### GIVEN EXERCISE
Pull out each line of the listing below that contains the string "rang".

### RECORDS PROVIDED
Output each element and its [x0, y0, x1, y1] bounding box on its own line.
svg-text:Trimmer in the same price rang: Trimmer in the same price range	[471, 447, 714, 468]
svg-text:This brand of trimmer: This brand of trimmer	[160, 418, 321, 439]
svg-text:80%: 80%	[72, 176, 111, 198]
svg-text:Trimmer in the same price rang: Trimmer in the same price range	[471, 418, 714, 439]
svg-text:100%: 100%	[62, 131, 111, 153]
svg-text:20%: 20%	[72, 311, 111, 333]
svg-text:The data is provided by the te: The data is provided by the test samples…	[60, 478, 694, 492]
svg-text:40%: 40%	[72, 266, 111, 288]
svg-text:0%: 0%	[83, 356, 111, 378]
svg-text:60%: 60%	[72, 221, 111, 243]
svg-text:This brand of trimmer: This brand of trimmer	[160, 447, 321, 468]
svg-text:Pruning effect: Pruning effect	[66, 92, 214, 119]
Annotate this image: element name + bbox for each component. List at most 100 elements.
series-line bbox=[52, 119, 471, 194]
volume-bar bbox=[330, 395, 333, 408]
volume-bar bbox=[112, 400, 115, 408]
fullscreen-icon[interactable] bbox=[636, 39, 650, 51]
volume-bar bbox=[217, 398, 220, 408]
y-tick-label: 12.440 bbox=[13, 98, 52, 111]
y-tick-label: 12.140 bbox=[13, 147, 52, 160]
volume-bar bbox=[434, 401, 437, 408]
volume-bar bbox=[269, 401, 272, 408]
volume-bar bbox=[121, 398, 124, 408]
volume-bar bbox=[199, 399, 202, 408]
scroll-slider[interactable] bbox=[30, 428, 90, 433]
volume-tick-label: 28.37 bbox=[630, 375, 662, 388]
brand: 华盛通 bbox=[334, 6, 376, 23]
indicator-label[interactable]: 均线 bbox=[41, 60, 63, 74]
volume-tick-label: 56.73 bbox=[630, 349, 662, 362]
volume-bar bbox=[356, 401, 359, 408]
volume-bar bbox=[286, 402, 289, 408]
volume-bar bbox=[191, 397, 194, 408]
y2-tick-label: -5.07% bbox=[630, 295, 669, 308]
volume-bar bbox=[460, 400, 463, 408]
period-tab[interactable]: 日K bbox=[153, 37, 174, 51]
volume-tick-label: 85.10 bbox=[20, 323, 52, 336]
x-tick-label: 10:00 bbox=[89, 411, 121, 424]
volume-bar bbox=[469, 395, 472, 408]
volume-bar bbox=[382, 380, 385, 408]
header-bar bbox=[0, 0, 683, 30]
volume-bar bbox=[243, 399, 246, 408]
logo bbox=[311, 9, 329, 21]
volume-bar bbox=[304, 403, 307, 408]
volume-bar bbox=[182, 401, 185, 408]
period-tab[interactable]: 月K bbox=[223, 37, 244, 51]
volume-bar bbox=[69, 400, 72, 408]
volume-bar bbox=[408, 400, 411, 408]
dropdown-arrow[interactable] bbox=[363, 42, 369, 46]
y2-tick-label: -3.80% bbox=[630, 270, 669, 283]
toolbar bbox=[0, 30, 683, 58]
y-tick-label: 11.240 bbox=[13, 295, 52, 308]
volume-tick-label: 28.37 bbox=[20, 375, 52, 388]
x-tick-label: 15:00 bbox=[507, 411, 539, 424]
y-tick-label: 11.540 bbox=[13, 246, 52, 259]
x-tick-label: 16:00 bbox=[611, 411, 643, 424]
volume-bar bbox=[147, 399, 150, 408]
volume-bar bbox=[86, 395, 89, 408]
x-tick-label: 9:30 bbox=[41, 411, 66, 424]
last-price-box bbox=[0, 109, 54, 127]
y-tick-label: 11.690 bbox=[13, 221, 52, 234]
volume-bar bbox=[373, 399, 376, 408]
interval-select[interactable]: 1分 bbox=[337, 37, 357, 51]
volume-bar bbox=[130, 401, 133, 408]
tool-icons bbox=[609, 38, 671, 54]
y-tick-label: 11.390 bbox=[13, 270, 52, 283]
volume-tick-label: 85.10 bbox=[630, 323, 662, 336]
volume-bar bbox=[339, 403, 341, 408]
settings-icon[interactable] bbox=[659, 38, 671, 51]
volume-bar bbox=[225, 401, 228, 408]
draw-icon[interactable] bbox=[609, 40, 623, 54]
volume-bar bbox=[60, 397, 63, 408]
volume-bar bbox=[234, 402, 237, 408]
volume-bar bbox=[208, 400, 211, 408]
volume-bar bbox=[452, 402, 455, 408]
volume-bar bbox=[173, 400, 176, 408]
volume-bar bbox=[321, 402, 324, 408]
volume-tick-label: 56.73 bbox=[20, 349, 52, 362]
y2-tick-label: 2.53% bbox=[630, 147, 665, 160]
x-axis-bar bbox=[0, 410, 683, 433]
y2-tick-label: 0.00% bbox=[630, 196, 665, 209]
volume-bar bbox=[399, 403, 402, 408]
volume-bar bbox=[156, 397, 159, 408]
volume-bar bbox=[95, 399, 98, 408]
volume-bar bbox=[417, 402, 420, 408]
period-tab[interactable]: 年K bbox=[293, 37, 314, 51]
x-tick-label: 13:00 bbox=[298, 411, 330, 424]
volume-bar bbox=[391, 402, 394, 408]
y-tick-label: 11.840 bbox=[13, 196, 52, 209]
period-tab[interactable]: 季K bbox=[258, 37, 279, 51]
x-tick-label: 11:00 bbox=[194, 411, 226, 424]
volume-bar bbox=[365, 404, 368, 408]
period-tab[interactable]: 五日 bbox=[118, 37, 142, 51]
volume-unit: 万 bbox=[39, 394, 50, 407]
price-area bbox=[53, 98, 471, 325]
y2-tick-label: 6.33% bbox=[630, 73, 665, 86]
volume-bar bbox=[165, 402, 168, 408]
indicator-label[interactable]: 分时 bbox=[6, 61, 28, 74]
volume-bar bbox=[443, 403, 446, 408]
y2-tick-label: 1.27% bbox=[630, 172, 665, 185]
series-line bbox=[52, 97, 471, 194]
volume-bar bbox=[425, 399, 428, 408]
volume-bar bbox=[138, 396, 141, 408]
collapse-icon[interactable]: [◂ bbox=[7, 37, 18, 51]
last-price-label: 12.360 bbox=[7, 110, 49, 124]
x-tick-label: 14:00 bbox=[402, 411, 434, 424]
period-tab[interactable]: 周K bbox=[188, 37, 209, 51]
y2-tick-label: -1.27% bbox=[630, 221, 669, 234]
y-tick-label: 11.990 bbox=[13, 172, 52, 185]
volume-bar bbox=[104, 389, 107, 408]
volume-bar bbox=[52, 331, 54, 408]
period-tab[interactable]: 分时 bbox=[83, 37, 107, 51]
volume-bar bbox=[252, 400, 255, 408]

### EXERCISE ANSWER
svg-text:Trimmer in the same price rang: Trimmer in the same price range	[471, 447, 714, 468]
svg-text:Trimmer in the same price rang: Trimmer in the same price range	[471, 418, 714, 439]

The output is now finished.